• **WHAT THIS TASK INVOLVES**:
All lines below must be repeated exactly, with the pictures omitted.

• **PROVIDED MATERIAL**:
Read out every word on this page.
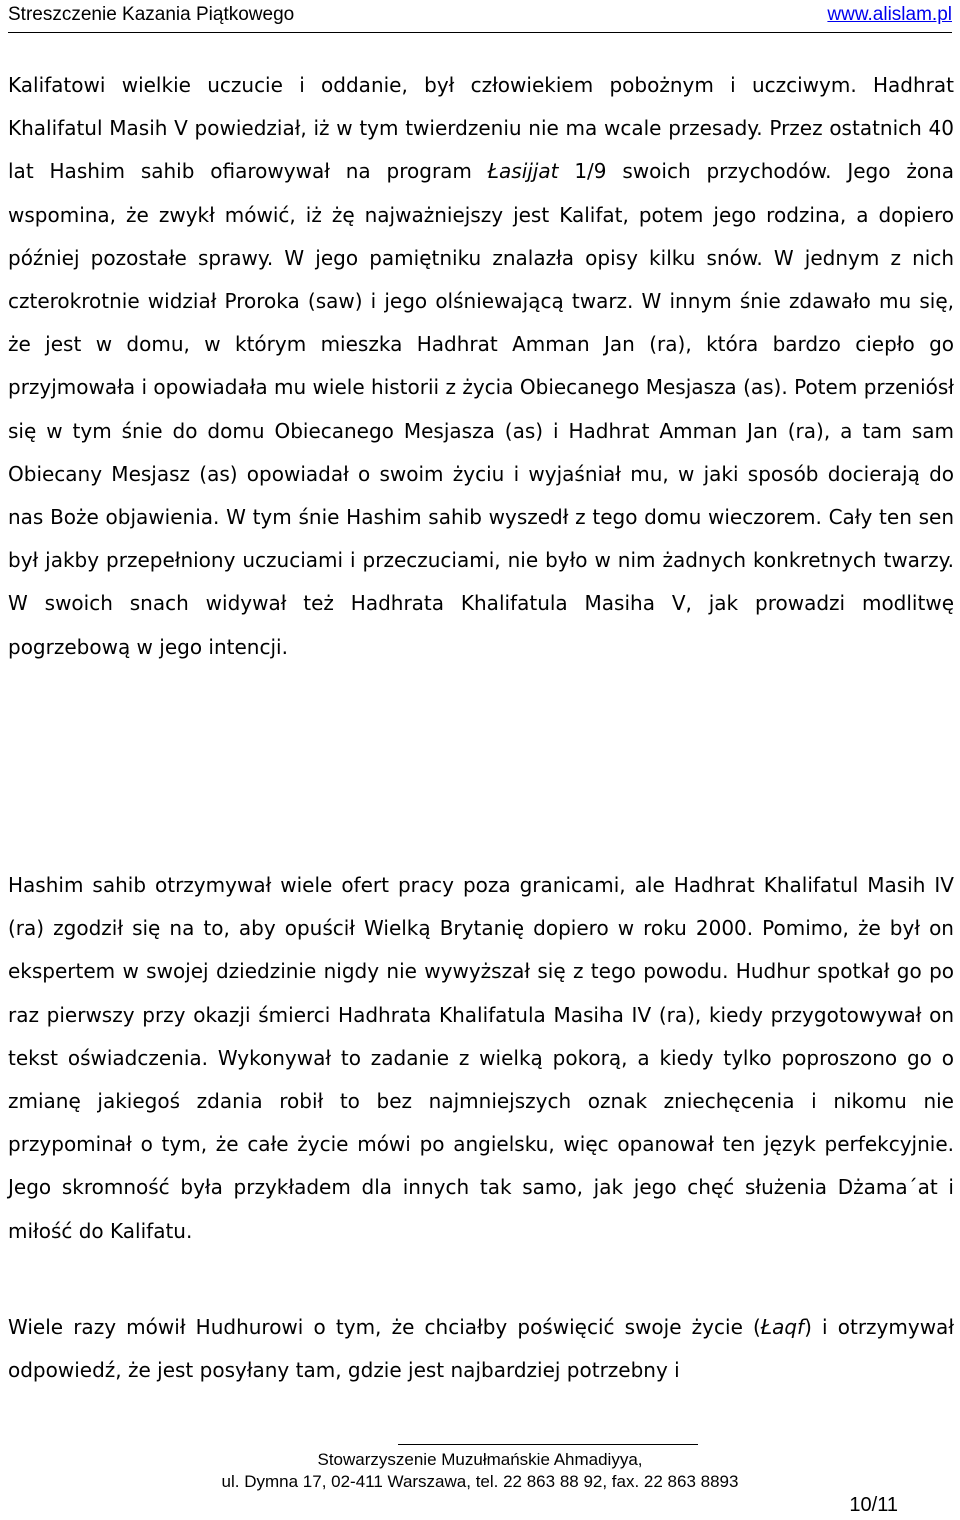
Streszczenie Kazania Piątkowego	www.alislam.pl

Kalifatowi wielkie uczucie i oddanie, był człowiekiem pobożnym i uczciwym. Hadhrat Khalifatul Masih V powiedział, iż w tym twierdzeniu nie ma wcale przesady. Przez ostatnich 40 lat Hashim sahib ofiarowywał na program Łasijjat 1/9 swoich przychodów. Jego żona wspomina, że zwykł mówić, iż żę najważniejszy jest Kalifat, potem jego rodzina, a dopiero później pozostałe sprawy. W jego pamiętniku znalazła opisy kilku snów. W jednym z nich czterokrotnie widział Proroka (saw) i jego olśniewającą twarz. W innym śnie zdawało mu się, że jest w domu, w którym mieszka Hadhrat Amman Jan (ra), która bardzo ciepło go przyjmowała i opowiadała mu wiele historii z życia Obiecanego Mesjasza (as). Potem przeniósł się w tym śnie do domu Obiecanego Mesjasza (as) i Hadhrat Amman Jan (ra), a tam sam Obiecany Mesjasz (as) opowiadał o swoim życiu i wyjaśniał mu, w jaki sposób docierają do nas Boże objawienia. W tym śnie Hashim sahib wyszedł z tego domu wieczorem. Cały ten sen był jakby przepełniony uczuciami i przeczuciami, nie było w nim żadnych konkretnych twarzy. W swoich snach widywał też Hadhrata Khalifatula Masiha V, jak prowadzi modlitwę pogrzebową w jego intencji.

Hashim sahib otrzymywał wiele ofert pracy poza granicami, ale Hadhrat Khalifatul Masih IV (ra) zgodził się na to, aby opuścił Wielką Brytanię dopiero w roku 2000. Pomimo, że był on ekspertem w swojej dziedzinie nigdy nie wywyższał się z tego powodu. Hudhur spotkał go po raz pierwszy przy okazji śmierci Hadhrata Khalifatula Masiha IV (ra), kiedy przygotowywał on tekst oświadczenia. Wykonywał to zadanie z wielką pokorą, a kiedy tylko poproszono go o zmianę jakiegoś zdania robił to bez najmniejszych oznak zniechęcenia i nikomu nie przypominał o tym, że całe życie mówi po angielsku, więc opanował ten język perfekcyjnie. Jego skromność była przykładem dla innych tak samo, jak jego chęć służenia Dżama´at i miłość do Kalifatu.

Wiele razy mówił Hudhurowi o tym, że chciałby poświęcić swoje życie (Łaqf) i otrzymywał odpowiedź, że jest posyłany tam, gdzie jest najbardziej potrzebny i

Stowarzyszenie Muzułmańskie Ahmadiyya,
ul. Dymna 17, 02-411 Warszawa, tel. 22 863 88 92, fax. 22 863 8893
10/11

• **EXERCISE RESPONSE**:
Read out every word on this page.
Streszczenie Kazania Piątkowego	www.alislam.pl

Kalifatowi wielkie uczucie i oddanie, był człowiekiem pobożnym i uczciwym. Hadhrat Khalifatul Masih V powiedział, iż w tym twierdzeniu nie ma wcale przesady. Przez ostatnich 40 lat Hashim sahib ofiarowywał na program Łasijjat 1/9 swoich przychodów. Jego żona wspomina, że zwykł mówić, iż żę najważniejszy jest Kalifat, potem jego rodzina, a dopiero później pozostałe sprawy. W jego pamiętniku znalazła opisy kilku snów. W jednym z nich czterokrotnie widział Proroka (saw) i jego olśniewającą twarz. W innym śnie zdawało mu się, że jest w domu, w którym mieszka Hadhrat Amman Jan (ra), która bardzo ciepło go przyjmowała i opowiadała mu wiele historii z życia Obiecanego Mesjasza (as). Potem przeniósł się w tym śnie do domu Obiecanego Mesjasza (as) i Hadhrat Amman Jan (ra), a tam sam Obiecany Mesjasz (as) opowiadał o swoim życiu i wyjaśniał mu, w jaki sposób docierają do nas Boże objawienia. W tym śnie Hashim sahib wyszedł z tego domu wieczorem. Cały ten sen był jakby przepełniony uczuciami i przeczuciami, nie było w nim żadnych konkretnych twarzy. W swoich snach widywał też Hadhrata Khalifatula Masiha V, jak prowadzi modlitwę pogrzebową w jego intencji.

Hashim sahib otrzymywał wiele ofert pracy poza granicami, ale Hadhrat Khalifatul Masih IV (ra) zgodził się na to, aby opuścił Wielką Brytanię dopiero w roku 2000. Pomimo, że był on ekspertem w swojej dziedzinie nigdy nie wywyższał się z tego powodu. Hudhur spotkał go po raz pierwszy przy okazji śmierci Hadhrata Khalifatula Masiha IV (ra), kiedy przygotowywał on tekst oświadczenia. Wykonywał to zadanie z wielką pokorą, a kiedy tylko poproszono go o zmianę jakiegoś zdania robił to bez najmniejszych oznak zniechęcenia i nikomu nie przypominał o tym, że całe życie mówi po angielsku, więc opanował ten język perfekcyjnie. Jego skromność była przykładem dla innych tak samo, jak jego chęć służenia Dżama´at i miłość do Kalifatu.

Wiele razy mówił Hudhurowi o tym, że chciałby poświęcić swoje życie (Łaqf) i otrzymywał odpowiedź, że jest posyłany tam, gdzie jest najbardziej potrzebny i

Stowarzyszenie Muzułmańskie Ahmadiyya,
ul. Dymna 17, 02-411 Warszawa, tel. 22 863 88 92, fax. 22 863 8893
10/11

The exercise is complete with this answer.